**GOAL:** Count the lines below that include the word "name" and write that number alone.

[Figure contents as structured data]

%%

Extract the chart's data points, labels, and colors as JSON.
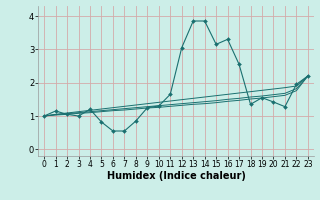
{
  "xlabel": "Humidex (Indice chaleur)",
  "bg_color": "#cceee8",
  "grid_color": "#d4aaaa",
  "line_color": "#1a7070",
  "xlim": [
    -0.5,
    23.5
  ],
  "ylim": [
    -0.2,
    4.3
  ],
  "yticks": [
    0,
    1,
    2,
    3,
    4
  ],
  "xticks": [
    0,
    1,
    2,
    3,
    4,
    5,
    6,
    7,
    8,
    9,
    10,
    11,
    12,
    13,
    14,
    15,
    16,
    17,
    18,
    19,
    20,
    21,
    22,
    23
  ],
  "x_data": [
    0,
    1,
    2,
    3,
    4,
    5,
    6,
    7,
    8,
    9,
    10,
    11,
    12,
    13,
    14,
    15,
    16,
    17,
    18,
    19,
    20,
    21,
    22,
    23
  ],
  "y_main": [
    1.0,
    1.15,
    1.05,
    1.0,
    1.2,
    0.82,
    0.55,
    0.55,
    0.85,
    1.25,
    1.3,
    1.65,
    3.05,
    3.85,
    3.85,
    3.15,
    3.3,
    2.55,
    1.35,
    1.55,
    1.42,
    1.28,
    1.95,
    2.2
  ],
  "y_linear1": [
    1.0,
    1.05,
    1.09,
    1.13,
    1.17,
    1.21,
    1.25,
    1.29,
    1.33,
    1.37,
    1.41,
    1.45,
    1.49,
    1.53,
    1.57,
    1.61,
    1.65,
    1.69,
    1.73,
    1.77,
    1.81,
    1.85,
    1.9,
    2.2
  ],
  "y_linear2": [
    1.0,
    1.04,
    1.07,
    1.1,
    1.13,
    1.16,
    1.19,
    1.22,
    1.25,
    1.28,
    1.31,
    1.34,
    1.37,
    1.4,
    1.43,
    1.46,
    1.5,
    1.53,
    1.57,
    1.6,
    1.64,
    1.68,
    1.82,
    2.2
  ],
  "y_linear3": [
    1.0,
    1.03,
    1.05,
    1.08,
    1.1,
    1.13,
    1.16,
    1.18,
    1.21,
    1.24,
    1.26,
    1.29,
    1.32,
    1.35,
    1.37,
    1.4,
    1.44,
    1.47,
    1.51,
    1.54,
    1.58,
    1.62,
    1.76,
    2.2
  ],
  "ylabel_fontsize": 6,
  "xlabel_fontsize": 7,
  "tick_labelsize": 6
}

%%
%%

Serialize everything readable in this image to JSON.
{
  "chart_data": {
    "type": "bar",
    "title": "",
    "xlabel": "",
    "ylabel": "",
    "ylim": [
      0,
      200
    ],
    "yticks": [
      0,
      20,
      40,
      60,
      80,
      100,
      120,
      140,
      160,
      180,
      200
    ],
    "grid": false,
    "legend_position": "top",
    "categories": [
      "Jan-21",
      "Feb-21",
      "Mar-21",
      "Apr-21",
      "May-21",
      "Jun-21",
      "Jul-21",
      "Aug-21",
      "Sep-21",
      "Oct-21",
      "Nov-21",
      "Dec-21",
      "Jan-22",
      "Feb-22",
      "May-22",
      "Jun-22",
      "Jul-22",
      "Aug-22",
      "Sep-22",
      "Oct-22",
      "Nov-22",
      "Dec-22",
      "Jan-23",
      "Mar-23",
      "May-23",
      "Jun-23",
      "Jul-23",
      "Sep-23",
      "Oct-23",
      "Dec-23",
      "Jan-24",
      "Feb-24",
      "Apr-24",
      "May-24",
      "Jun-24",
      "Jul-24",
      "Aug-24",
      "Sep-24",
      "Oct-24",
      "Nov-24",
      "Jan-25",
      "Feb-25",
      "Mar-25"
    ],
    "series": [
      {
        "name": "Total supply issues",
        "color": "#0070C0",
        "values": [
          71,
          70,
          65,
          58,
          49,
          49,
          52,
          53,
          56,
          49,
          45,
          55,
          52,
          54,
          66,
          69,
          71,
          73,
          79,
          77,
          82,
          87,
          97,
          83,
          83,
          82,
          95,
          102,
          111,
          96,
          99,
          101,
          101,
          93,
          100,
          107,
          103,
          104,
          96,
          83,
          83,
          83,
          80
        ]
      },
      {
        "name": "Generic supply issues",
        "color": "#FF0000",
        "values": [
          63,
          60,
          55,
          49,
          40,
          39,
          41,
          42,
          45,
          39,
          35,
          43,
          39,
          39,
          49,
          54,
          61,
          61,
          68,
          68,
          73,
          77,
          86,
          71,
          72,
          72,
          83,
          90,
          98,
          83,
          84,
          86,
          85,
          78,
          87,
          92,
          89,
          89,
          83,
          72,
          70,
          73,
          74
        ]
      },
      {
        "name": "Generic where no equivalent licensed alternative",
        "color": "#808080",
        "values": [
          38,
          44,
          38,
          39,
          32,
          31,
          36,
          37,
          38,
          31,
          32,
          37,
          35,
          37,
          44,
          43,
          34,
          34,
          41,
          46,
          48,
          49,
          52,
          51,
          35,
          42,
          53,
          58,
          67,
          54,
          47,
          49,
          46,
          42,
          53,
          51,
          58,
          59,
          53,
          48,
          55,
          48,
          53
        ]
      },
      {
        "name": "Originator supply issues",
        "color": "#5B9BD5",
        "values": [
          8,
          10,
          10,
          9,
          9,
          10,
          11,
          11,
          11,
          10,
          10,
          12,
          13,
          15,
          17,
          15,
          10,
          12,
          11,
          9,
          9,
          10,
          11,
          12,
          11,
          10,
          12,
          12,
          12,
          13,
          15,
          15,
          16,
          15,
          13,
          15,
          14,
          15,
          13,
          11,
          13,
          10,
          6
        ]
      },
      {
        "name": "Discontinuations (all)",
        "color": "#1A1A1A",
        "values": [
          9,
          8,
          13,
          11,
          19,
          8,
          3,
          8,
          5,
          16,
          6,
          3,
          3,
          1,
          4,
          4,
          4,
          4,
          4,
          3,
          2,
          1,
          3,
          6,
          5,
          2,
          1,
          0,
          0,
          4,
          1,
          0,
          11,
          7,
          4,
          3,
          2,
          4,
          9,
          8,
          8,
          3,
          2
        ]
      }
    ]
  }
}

%%

**ANSWER:** 5